** begin **
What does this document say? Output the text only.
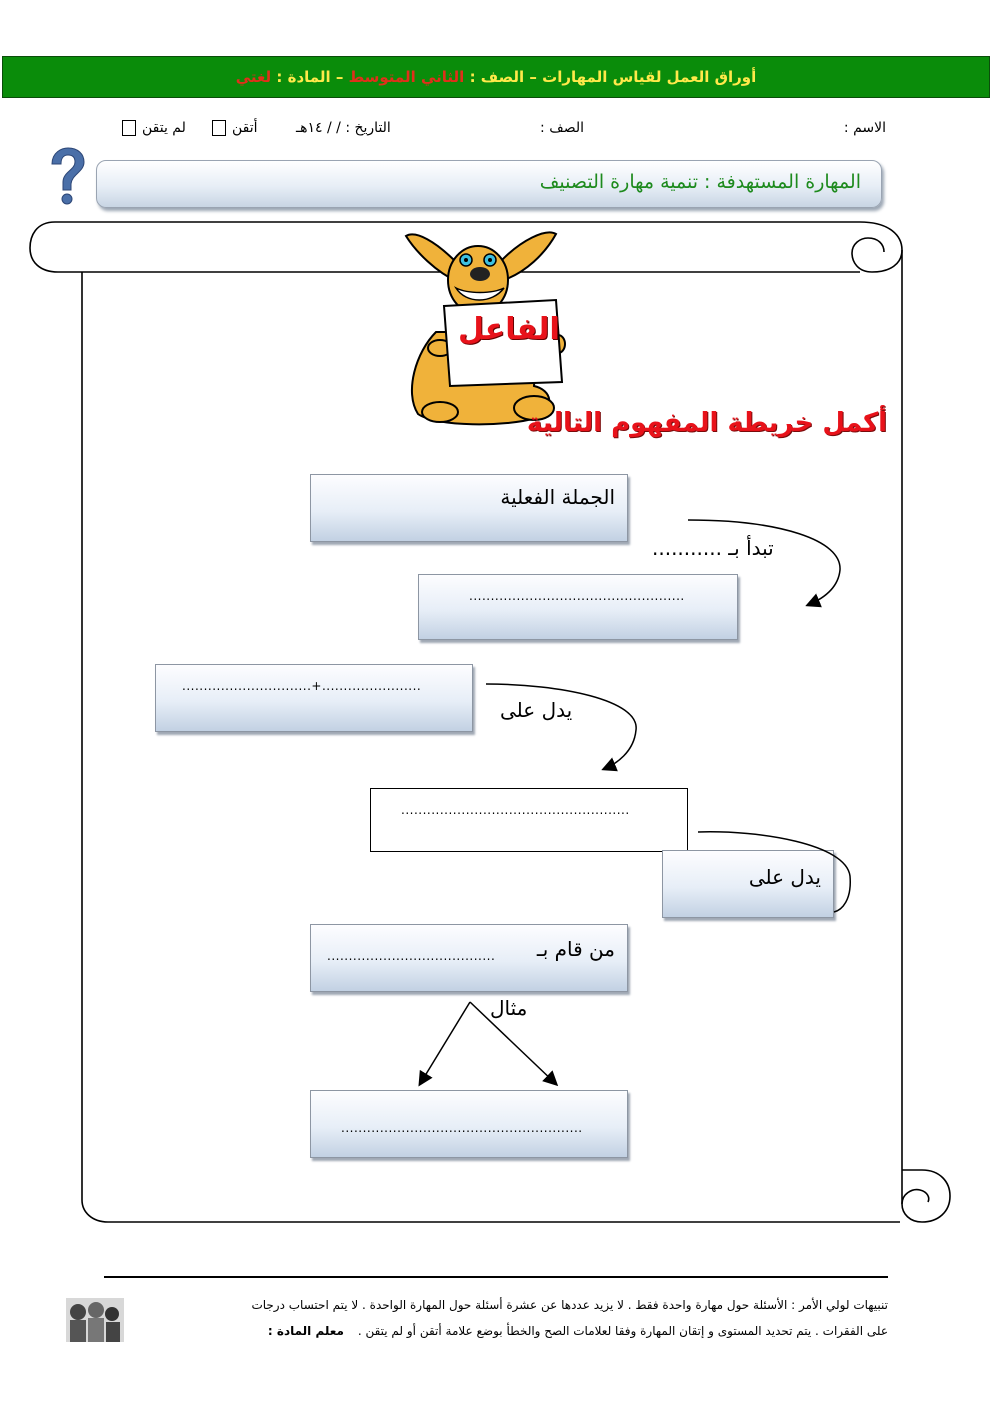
أوراق العمل لقياس المهارات – الصف : الثاني المتوسط – المادة : لغتي
الاسم :
الصف :
التاريخ : / / ١٤هـ
أتقن
لم يتقن
المهارة المستهدفة : تنمية مهارة التصنيف
الفاعل
أكمل خريطة المفهوم التالية
الجملة الفعلية
تبدأ بـ ...........
..................................................
.......................+..............................
يدل على
.....................................................
يدل على
من قام بـ
.......................................
مثال
........................................................
تنبيهات لولي الأمر : الأسئلة حول مهارة واحدة فقط . لا يزيد عددها عن عشرة أسئلة حول المهارة الواحدة . لا يتم احتساب درجات
على الفقرات . يتم تحديد المستوى و إتقان المهارة وفقا لعلامات الصح والخطأ بوضع علامة أتقن أو لم يتقن . معلم المادة :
** end **
Instructions to follow
Give all the entries again exactly, dropping each picture.

In response
What does this document say? Output the text only.
أوراق العمل لقياس المهارات – الصف : الثاني المتوسط – المادة : لغتي
الاسم :
الصف :
التاريخ : / / ١٤هـ
أتقن
لم يتقن
المهارة المستهدفة : تنمية مهارة التصنيف
الفاعل
أكمل خريطة المفهوم التالية
الجملة الفعلية
تبدأ بـ ...........
..................................................
.......................+..............................
يدل على
.....................................................
يدل على
من قام بـ
.......................................
مثال
........................................................
تنبيهات لولي الأمر : الأسئلة حول مهارة واحدة فقط . لا يزيد عددها عن عشرة أسئلة حول المهارة الواحدة . لا يتم احتساب درجات
على الفقرات . يتم تحديد المستوى و إتقان المهارة وفقا لعلامات الصح والخطأ بوضع علامة أتقن أو لم يتقن . معلم المادة :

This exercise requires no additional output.